(Collection entries)
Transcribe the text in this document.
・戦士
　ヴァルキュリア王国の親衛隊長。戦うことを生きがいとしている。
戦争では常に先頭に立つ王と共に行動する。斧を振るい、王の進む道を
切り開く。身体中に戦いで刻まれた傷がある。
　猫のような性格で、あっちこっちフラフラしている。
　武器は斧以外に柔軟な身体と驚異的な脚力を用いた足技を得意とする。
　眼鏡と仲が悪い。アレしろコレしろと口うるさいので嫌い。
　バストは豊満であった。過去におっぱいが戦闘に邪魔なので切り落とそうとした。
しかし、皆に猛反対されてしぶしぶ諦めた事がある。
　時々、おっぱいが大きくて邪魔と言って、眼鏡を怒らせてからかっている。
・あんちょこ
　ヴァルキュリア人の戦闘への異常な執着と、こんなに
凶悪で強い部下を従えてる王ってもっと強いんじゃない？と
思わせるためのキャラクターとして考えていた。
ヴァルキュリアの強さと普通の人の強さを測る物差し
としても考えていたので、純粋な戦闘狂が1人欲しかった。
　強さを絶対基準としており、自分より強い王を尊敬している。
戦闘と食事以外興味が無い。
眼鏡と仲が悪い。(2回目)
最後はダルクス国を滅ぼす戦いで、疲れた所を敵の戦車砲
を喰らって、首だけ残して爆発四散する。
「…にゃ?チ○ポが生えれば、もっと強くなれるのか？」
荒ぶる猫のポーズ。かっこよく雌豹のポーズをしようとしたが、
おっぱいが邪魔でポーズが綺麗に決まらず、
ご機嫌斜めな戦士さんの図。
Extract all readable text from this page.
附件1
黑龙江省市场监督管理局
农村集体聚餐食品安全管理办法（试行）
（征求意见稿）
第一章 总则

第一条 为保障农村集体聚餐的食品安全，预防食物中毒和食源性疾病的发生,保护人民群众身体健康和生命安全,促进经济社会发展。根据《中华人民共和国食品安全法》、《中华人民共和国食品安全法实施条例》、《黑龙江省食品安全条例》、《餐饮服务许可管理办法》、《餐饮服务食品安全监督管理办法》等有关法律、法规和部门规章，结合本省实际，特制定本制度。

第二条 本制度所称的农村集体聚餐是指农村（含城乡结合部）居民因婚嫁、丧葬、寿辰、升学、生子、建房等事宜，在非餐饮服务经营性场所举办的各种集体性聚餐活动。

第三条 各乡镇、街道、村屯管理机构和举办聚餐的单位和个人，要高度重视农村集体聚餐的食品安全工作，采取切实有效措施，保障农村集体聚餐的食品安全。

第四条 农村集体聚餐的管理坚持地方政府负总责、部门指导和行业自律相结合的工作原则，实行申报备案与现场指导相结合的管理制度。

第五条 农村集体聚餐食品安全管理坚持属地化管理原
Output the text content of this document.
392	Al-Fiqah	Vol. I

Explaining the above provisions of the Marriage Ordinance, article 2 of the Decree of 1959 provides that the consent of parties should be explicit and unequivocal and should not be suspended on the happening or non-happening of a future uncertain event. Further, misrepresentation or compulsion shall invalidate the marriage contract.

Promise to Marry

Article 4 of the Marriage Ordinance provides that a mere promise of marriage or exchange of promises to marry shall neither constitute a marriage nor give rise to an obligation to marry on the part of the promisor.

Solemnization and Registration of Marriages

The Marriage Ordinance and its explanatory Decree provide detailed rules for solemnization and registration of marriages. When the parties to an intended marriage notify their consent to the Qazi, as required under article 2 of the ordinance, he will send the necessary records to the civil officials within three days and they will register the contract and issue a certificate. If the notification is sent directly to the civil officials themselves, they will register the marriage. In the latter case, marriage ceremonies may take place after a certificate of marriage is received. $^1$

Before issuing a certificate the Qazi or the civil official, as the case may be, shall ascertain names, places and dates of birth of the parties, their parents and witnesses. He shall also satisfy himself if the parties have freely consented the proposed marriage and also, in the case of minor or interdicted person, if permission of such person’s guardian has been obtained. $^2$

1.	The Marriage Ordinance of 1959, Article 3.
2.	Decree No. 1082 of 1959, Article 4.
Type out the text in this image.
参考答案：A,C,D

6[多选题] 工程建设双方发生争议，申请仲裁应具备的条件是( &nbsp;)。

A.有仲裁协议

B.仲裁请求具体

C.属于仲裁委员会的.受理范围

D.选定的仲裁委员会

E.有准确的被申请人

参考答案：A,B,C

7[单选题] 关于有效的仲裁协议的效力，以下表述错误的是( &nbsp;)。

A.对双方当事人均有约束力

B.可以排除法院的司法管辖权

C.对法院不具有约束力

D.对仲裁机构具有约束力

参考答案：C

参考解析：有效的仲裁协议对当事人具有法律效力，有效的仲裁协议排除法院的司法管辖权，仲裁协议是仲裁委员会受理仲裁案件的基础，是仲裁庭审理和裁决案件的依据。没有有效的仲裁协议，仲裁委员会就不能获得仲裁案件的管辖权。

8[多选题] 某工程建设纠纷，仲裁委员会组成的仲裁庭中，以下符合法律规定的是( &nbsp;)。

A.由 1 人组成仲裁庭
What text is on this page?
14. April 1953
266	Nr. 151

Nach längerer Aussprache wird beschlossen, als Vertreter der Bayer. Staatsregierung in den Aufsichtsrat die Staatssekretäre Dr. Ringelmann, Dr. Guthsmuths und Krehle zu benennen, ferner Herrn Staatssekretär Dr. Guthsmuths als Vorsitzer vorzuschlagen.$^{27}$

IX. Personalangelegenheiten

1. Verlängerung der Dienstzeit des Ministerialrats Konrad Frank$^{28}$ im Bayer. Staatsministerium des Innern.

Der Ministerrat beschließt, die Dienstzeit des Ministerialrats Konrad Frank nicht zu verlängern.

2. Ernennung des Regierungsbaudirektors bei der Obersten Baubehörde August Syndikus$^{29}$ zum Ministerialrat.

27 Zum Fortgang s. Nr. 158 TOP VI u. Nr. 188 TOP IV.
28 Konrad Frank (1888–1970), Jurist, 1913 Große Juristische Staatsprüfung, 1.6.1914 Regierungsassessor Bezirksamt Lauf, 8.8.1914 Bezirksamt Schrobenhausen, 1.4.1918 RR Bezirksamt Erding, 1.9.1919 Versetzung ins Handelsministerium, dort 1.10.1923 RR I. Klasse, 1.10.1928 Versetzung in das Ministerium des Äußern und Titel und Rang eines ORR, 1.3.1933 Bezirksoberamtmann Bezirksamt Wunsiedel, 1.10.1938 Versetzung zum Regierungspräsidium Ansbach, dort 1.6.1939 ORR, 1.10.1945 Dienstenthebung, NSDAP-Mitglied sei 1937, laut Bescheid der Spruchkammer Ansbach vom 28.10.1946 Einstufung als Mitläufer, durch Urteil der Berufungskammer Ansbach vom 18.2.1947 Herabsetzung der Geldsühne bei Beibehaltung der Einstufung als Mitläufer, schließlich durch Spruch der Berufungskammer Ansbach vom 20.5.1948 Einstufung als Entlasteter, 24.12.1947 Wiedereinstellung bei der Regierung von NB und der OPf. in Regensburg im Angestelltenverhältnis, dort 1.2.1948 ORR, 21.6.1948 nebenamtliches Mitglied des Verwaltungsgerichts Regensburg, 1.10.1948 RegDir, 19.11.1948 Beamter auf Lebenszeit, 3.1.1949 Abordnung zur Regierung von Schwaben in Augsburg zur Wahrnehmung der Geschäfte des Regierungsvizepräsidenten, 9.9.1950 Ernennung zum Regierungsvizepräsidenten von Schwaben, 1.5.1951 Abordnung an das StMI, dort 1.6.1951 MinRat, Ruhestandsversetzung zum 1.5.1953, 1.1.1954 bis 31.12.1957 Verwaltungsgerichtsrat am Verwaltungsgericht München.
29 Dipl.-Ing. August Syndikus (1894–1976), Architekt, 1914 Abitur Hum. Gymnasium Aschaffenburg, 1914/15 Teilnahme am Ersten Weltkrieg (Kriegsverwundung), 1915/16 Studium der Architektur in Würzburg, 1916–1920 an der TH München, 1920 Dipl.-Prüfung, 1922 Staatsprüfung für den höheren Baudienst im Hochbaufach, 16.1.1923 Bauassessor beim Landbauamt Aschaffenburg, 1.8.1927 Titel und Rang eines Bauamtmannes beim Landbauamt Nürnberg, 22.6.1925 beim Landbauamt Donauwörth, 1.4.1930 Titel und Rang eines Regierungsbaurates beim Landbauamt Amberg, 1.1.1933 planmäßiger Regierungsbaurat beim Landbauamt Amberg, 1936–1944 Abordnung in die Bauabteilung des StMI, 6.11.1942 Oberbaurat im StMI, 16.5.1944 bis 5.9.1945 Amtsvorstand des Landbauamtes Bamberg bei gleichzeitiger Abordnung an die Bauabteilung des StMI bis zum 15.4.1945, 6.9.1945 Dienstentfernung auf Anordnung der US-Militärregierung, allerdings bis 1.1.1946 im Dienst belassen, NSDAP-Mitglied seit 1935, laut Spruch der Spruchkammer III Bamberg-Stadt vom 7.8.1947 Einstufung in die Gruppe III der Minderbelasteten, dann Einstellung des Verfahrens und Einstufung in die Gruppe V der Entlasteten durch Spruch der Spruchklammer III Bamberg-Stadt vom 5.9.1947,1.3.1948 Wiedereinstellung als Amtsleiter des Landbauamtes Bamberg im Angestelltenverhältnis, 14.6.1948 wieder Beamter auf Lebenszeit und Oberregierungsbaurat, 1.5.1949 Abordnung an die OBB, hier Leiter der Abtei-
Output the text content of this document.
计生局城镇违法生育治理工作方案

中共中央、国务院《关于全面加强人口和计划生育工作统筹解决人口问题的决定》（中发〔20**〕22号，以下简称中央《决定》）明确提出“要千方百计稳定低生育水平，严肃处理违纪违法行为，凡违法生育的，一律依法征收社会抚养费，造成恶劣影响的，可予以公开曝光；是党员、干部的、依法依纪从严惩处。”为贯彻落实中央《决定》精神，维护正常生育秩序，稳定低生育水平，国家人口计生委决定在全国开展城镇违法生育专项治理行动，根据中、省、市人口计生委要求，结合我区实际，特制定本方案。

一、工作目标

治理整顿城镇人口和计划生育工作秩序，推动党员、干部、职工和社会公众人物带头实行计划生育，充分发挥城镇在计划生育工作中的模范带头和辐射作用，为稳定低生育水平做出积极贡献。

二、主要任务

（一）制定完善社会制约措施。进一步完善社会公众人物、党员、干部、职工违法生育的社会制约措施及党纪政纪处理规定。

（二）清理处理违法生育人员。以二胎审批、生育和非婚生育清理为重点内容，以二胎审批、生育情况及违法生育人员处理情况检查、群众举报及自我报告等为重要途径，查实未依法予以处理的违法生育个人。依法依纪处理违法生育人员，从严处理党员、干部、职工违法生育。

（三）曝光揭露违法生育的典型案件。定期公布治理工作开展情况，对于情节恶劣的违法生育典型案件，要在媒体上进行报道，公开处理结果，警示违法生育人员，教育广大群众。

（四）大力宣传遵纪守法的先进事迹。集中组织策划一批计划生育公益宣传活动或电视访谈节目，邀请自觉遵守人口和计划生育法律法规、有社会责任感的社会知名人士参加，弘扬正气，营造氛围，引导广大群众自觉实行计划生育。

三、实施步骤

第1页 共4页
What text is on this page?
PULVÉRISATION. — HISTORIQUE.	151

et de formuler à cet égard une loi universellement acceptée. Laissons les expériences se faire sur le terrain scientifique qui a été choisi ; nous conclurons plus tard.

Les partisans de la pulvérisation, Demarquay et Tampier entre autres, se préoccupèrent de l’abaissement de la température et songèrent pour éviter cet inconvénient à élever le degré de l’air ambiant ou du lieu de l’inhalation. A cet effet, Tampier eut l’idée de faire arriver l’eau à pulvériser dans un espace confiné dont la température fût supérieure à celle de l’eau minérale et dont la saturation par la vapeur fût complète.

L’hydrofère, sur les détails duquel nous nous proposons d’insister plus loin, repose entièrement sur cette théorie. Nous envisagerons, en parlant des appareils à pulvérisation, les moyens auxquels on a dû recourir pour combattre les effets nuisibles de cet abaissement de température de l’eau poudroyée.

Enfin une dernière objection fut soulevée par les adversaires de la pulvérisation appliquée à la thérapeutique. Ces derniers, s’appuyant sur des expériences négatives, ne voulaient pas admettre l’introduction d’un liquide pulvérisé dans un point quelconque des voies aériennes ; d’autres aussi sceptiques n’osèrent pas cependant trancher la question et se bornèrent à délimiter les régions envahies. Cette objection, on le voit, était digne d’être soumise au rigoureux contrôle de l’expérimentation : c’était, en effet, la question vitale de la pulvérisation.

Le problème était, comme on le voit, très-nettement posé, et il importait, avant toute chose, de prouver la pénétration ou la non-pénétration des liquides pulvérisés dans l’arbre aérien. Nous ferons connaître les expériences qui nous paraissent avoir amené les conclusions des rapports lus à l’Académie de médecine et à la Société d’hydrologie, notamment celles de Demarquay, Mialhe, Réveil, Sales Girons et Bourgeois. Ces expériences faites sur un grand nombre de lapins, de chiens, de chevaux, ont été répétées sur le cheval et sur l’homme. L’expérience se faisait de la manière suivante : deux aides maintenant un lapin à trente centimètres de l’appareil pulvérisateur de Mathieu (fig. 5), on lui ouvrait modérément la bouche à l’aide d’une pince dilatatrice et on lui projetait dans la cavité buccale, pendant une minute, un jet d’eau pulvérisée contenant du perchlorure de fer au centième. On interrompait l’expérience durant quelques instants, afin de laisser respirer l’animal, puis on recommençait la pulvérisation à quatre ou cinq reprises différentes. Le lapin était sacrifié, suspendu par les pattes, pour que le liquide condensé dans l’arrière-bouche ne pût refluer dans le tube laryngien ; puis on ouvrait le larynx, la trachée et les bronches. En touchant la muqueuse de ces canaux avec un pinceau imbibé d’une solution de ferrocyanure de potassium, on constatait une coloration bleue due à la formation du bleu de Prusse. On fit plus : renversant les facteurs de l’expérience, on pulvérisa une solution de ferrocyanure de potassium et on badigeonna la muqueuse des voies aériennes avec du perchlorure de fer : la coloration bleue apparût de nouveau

▶ **GIVEN REQUEST**
State the number of lines in the preceding entries that include the word "text". Provide nothing else.

▶ **RESULT**
7